■ **Recorded data**:

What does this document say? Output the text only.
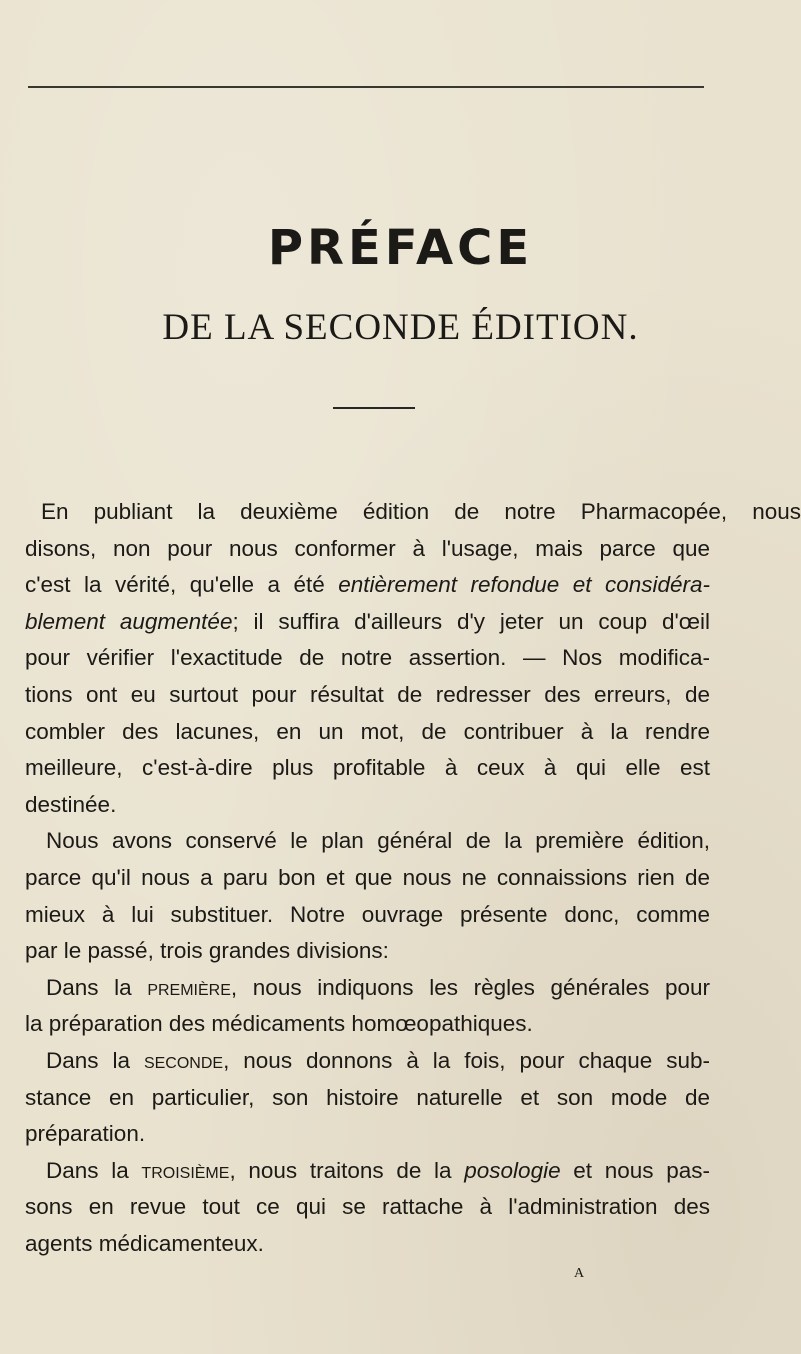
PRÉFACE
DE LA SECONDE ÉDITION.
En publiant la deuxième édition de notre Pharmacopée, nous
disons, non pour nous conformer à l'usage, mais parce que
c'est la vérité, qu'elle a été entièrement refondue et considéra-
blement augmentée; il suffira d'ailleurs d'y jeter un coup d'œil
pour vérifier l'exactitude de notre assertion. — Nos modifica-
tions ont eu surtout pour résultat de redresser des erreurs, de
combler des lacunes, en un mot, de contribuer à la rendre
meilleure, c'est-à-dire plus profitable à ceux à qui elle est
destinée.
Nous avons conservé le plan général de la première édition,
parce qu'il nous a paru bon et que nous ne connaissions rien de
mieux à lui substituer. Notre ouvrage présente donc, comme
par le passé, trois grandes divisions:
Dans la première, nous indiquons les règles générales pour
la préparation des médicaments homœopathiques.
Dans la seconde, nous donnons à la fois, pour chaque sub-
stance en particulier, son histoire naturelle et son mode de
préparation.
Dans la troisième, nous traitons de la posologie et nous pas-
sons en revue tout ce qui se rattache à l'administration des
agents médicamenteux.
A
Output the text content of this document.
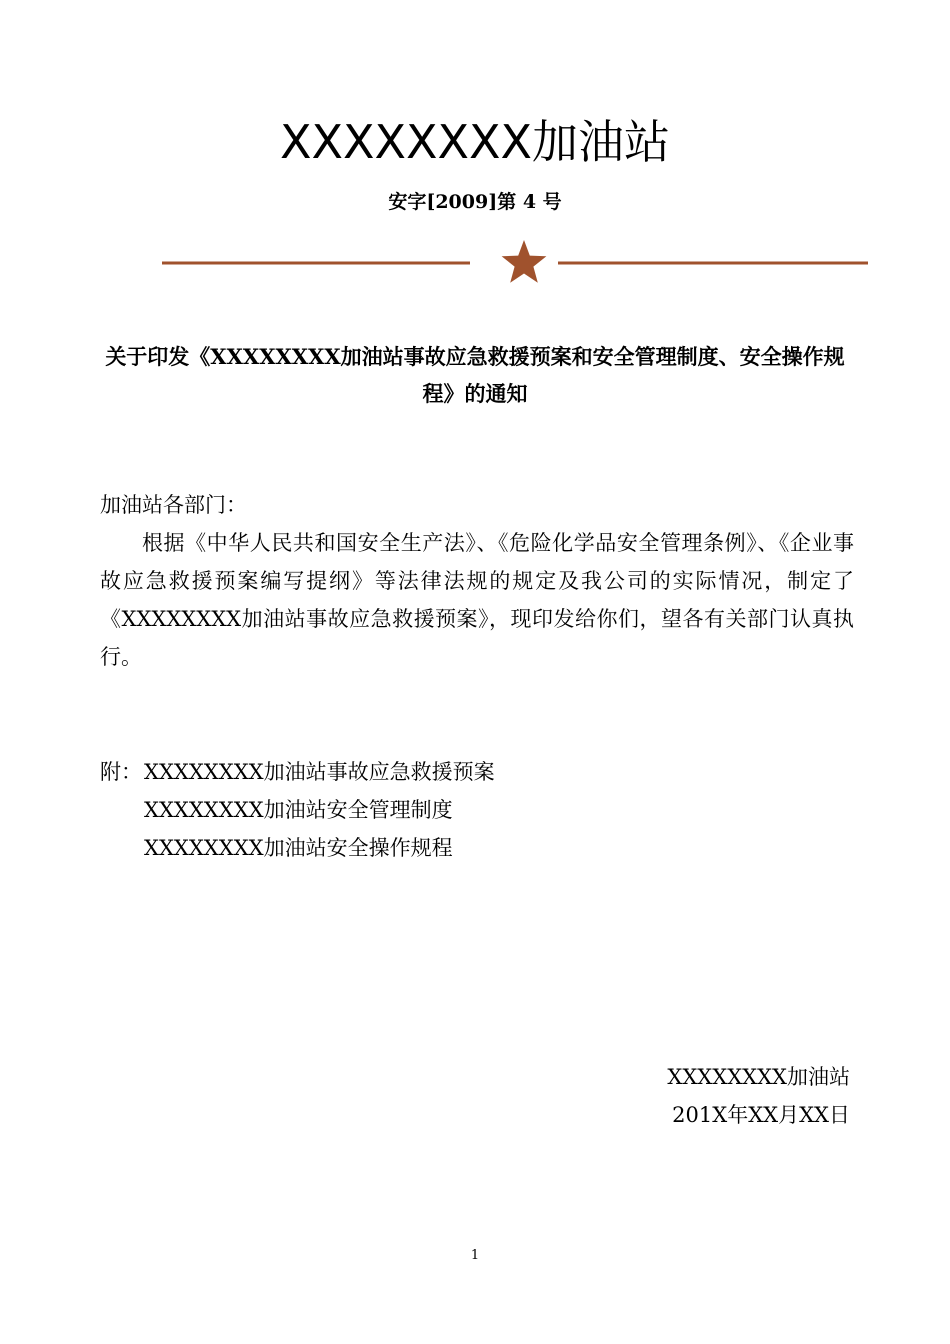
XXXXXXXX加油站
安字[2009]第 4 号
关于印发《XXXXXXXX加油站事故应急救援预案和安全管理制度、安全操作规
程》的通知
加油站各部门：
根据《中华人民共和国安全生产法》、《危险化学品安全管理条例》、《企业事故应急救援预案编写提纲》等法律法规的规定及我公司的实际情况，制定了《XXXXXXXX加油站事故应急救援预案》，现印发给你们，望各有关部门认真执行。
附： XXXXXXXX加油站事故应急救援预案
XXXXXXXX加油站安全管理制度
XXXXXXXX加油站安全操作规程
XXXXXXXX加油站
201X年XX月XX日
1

■ **TASK**: Which lines above hold the word "text"? Copy each of them.

■ **SOLUTION**:
What does this document say? Output the text only.
Output the text content of this document.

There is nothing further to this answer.